# The exercise:
Search the material for "congregations" and show all lines that contain it.

# Input for this task:
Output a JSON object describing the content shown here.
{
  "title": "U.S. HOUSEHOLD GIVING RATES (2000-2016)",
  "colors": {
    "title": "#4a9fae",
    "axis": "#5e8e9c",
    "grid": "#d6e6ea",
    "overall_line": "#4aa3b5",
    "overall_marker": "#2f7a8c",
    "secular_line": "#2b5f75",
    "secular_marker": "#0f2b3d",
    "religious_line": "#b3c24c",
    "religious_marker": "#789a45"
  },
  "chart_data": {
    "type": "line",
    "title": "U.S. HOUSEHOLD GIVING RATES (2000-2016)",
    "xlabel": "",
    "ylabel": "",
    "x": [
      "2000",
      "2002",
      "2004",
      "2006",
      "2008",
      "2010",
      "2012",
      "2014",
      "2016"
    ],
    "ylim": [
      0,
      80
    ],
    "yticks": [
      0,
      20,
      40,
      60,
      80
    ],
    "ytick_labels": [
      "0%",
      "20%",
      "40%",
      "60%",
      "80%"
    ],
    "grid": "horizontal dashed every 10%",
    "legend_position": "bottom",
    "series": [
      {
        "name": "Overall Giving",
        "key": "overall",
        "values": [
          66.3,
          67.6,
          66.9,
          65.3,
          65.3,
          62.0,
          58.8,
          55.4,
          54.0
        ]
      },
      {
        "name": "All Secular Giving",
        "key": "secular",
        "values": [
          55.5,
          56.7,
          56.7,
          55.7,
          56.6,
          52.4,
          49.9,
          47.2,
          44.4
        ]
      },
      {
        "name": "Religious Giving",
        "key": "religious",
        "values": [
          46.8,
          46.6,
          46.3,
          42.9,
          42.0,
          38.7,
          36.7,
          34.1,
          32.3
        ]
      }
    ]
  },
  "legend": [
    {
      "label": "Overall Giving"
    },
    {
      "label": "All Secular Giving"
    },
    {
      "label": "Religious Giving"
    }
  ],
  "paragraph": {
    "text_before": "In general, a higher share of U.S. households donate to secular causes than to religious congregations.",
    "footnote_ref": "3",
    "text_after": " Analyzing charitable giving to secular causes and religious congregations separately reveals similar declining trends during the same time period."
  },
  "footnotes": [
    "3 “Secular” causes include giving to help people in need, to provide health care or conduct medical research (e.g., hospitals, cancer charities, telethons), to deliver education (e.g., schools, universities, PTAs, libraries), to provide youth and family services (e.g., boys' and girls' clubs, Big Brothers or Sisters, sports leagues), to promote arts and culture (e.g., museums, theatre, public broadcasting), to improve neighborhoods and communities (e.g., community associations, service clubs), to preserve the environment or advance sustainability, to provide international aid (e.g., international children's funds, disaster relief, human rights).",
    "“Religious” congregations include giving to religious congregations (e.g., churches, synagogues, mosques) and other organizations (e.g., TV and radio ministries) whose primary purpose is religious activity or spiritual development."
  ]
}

# Exercise response:
    "text_before": "In general, a higher share of U.S. households donate to secular causes than to religious congregations.",
    "text_after": " Analyzing charitable giving to secular causes and religious congregations separately reveals similar declining trends during the same time period."
    "“Religious” congregations include giving to religious congregations (e.g., churches, synagogues, mosques) and other organizations (e.g., TV and radio ministries) whose primary purpose is religious activity or spiritual development."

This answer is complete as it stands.